* **Given problem A**: In the article on visualizing MCMC, copy the passage from "Visualization 1: Step-by-Step" to "easy to follow.", swapping "first 100 iterations" for "first 50 iterations".
* **Given problem B**: According to the article on visualizing MCMC, how many iterations does the second visualization show the chain running for?
* **Given problem C**: Carry the article on visualizing MCMC further from where it stops.

* **Text segment**:
☆ ☆ ☆ ☆ ☆

Visualizing MCMC

Matt Kumar

2021-11-14

Overview

This article serves as an overview of a collection of interrelated statistical concepts I’ve been toying with how to present in my spare time. All code and output can be found on my github repository here.

Briefly, I cover the following concepts in a few (well commented) R scripts:

How to generate data from a known statistical model
- Specify a binary logistic regression model and generate data from it
- Verify the results of the simulation
Construct a Markov Chain Monte Carlo (MCMC) sampler
- Implement the Random Walk Metropolis Hastings algorithm from scratch to perform a Bayesian Logistic Regression
Visualize results
- Build an intuition for what the MCMC algorithm does through the use of animations via the {gganimate} package

Some prior knowledge of Bayesian statistics is useful. No pun intended :)

Visualization 1: Step-by-Step

This is an example visualization that shows the first 100 iterations of a single chain. I’ve overlaid the current parameter values, previous parameter values and the decision taken by the algorithm at each iteration. I have slowed down the animation so that it is easy to follow.

Visualization 2: Full View

This is an example visualization that shows the chain running for the full 10,000 iterations. Contextual information is withheld and the animation speed is increased. You can see the chain eventually settles on what the known parameter values are.

☆ ☆ ☆ ☆ ☆

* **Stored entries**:
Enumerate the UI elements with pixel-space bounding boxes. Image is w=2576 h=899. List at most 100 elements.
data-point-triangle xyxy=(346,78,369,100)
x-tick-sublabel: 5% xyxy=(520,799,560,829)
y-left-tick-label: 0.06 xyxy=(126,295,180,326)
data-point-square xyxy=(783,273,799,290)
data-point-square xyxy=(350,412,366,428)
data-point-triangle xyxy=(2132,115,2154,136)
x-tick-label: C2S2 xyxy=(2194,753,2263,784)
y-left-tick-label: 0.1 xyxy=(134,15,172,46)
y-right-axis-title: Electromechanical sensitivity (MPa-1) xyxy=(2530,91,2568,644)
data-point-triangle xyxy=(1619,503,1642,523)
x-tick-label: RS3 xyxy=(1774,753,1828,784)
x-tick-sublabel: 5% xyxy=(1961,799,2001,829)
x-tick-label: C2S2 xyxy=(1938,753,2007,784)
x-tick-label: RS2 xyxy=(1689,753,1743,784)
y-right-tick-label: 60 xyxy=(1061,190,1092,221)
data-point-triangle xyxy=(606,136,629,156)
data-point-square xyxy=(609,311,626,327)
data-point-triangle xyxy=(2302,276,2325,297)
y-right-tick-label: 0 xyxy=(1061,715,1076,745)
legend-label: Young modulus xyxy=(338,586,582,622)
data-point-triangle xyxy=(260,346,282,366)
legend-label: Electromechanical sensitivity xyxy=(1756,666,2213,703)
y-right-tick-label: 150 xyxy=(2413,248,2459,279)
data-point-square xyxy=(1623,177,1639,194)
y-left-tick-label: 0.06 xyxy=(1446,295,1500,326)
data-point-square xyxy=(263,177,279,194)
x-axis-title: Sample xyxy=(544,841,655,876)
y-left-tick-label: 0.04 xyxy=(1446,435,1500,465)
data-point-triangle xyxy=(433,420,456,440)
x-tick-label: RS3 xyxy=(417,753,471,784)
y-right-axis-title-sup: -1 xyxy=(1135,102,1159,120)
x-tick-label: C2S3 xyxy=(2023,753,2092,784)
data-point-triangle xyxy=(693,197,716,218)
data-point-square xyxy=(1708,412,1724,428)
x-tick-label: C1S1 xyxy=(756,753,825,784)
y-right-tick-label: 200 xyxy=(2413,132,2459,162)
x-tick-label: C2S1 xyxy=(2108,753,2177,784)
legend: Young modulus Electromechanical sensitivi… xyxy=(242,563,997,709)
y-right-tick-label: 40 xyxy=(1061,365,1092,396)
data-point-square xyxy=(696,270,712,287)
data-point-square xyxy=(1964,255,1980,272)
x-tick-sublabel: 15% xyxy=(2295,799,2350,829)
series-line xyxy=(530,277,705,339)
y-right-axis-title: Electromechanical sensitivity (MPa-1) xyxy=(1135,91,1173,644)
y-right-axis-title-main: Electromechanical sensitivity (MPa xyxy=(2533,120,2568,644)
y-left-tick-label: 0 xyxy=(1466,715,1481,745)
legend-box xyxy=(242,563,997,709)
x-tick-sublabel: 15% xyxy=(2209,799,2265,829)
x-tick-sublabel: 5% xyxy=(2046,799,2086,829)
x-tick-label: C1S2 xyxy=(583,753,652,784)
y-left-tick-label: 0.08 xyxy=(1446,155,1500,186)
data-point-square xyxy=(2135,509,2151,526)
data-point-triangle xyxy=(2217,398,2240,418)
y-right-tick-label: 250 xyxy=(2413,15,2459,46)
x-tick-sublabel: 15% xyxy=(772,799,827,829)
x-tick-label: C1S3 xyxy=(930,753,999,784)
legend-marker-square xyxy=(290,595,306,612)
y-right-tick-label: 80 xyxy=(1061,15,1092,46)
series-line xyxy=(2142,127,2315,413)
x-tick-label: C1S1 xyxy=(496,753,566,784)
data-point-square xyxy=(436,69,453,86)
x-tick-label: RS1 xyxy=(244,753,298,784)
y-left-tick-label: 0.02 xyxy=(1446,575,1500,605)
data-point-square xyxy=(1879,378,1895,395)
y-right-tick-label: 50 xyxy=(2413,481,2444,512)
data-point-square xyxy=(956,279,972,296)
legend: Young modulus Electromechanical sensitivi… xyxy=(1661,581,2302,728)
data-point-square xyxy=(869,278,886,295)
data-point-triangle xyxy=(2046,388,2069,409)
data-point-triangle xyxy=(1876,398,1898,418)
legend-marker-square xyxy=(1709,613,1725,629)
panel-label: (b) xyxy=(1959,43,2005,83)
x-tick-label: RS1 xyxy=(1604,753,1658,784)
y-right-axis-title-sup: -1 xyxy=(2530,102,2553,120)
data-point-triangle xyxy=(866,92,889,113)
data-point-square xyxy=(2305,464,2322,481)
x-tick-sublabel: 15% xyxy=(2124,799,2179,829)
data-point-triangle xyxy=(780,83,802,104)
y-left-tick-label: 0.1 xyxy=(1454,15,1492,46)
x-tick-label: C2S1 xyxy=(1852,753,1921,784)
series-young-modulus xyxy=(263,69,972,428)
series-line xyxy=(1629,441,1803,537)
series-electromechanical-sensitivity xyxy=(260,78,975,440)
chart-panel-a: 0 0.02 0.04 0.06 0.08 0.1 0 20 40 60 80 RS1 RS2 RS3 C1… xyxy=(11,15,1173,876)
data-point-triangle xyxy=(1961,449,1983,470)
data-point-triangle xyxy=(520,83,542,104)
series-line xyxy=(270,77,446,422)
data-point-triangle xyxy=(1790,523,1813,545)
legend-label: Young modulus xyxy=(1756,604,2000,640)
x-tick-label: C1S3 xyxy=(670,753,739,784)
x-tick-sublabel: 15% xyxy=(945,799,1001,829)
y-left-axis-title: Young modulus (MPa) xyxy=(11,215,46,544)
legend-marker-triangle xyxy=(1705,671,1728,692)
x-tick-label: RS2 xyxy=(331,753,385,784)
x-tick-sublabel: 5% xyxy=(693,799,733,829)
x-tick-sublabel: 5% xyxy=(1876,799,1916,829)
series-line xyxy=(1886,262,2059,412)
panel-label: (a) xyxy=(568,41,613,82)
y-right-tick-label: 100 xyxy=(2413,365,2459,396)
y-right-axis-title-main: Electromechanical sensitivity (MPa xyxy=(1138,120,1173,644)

☆ ☆ ☆ ☆ ☆

* **Right answer A**:
Visualization 1: Step-by-Step

This is an example visualization that shows the first 50 iterations of a single chain. I’ve overlaid the current parameter values, previous parameter values and the decision taken by the algorithm at each iteration. I have slowed down the animation so that it is easy to follow.

* **Right answer B**: The full 10,000 iterations.

* **Right answer C**:
Visualization 3: Multiple Chains

This is an example visualization that shows 4 chains attempting to estimate parameters of the Logistic Regression model. Each chain is initialized with a unique set of starting values. This code provides the basis of further study into consequences of different starting values strategies (e.g. does one set take longer to eventually reach the target space than another?).

Future Visualization

An idea for the a future visualization, similar to visualization 3, is to alter the variance(s) of the candidate generating distribution(s) from very small to very large. Can you see the issue with picking a variance that’s too small or too large? What practical consequence does this have in the analysis? Consider looking at the accept or reject % of each chain :)